■ TASK DETAILS
Pull out every line of the data below from the line containing "panel-e: e) Nº" through the line containing "series-consumidor-secund-rio: [441, 680, 586, 780]", both included, and copy them unchanged.

■ SUPPLIED ENTRIES

[START]

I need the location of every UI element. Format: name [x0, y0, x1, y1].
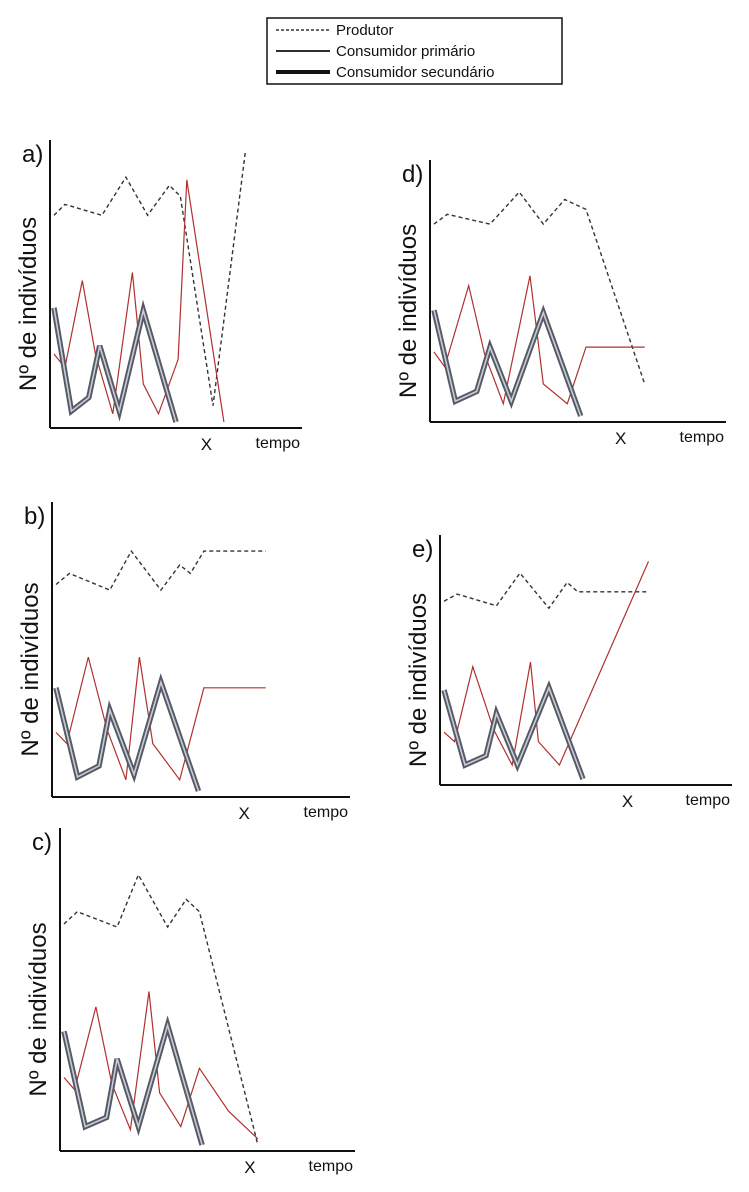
panel-e: e) Nº de indivíduos X tempo: [405, 535, 732, 811]
series-produtor: [63, 873, 259, 1146]
x-marker-label: X: [239, 804, 250, 823]
panel-d: d) Nº de indivíduos X tempo: [395, 160, 726, 448]
x-axis-label: tempo: [256, 435, 301, 452]
panel-label: a): [22, 141, 43, 168]
y-axis-label: Nº de indivíduos: [17, 582, 44, 756]
x-axis-label: tempo: [680, 429, 725, 446]
series-consumidor-prim-rio: [443, 561, 650, 767]
legend-label-consumidor-secundario: Consumidor secundário: [336, 64, 494, 81]
series-consumidor-secund-rio: [53, 673, 202, 792]
x-marker-label: X: [201, 435, 212, 454]
series-consumidor-secund-rio-inner: [53, 307, 177, 423]
x-axis-label: tempo: [309, 1158, 354, 1175]
legend: Produtor Consumidor primário Consumidor …: [266, 17, 563, 85]
series-produtor: [53, 149, 247, 406]
y-axis-label: Nº de indivíduos: [395, 224, 422, 398]
series-consumidor-secund-rio-inner: [63, 1022, 203, 1146]
y-axis-label: Nº de indivíduos: [405, 593, 432, 767]
series-consumidor-secund-rio-inner: [443, 685, 584, 780]
series-consumidor-secund-rio: [431, 304, 584, 417]
legend-label-produtor: Produtor: [336, 22, 394, 39]
legend-label-consumidor-primario: Consumidor primário: [336, 43, 475, 60]
series-consumidor-prim-rio: [53, 179, 225, 423]
x-axis-label: tempo: [304, 804, 349, 821]
series-consumidor-secund-rio: [441, 680, 586, 780]
series-consumidor-prim-rio: [63, 991, 259, 1140]
x-axis-label: tempo: [686, 792, 731, 809]
series-consumidor-secund-rio-outer: [51, 299, 179, 423]
series-produtor: [433, 191, 646, 385]
y-axis-label: Nº de indivíduos: [15, 217, 42, 391]
series-consumidor-secund-rio-inner: [433, 310, 582, 417]
panel-label: e): [412, 536, 433, 563]
series-produtor: [55, 549, 266, 592]
panels: a) Nº de indivíduos X tempo b) Nº de indivídu…: [15, 140, 732, 1177]
panel-label: d): [402, 161, 423, 188]
panel-b: b) Nº de indivíduos X tempo: [17, 502, 350, 823]
series-consumidor-secund-rio: [61, 1015, 205, 1146]
x-marker-label: X: [615, 429, 626, 448]
series-consumidor-prim-rio: [433, 275, 645, 406]
x-marker-label: X: [622, 792, 633, 811]
series-consumidor-prim-rio: [55, 656, 266, 782]
series-consumidor-secund-rio-inner: [55, 679, 200, 792]
x-marker-label: X: [244, 1158, 255, 1177]
series-produtor: [443, 571, 649, 610]
panel-a: a) Nº de indivíduos X tempo: [15, 140, 302, 454]
y-axis-label: Nº de indivíduos: [25, 922, 52, 1096]
panel-c: c) Nº de indivíduos X tempo: [25, 828, 355, 1177]
series-consumidor-secund-rio: [51, 299, 179, 423]
panel-label: c): [32, 829, 52, 856]
panel-label: b): [24, 503, 45, 530]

[END]

■ THE RESPONSE
panel-e: e) Nº de indivíduos X tempo: [405, 535, 732, 811]
series-produtor: [63, 873, 259, 1146]
x-marker-label: X: [239, 804, 250, 823]
panel-d: d) Nº de indivíduos X tempo: [395, 160, 726, 448]
x-axis-label: tempo: [256, 435, 301, 452]
panel-label: a): [22, 141, 43, 168]
y-axis-label: Nº de indivíduos: [17, 582, 44, 756]
x-axis-label: tempo: [680, 429, 725, 446]
series-consumidor-prim-rio: [443, 561, 650, 767]
legend-label-consumidor-secundario: Consumidor secundário: [336, 64, 494, 81]
series-consumidor-secund-rio: [53, 673, 202, 792]
x-marker-label: X: [201, 435, 212, 454]
series-consumidor-secund-rio-inner: [53, 307, 177, 423]
x-axis-label: tempo: [309, 1158, 354, 1175]
legend: Produtor Consumidor primário Consumidor …: [266, 17, 563, 85]
series-produtor: [53, 149, 247, 406]
y-axis-label: Nº de indivíduos: [395, 224, 422, 398]
series-consumidor-secund-rio-inner: [63, 1022, 203, 1146]
y-axis-label: Nº de indivíduos: [405, 593, 432, 767]
series-consumidor-secund-rio-inner: [443, 685, 584, 780]
series-consumidor-secund-rio: [431, 304, 584, 417]
legend-label-produtor: Produtor: [336, 22, 394, 39]
legend-label-consumidor-primario: Consumidor primário: [336, 43, 475, 60]
series-consumidor-prim-rio: [53, 179, 225, 423]
x-axis-label: tempo: [304, 804, 349, 821]
series-consumidor-secund-rio: [441, 680, 586, 780]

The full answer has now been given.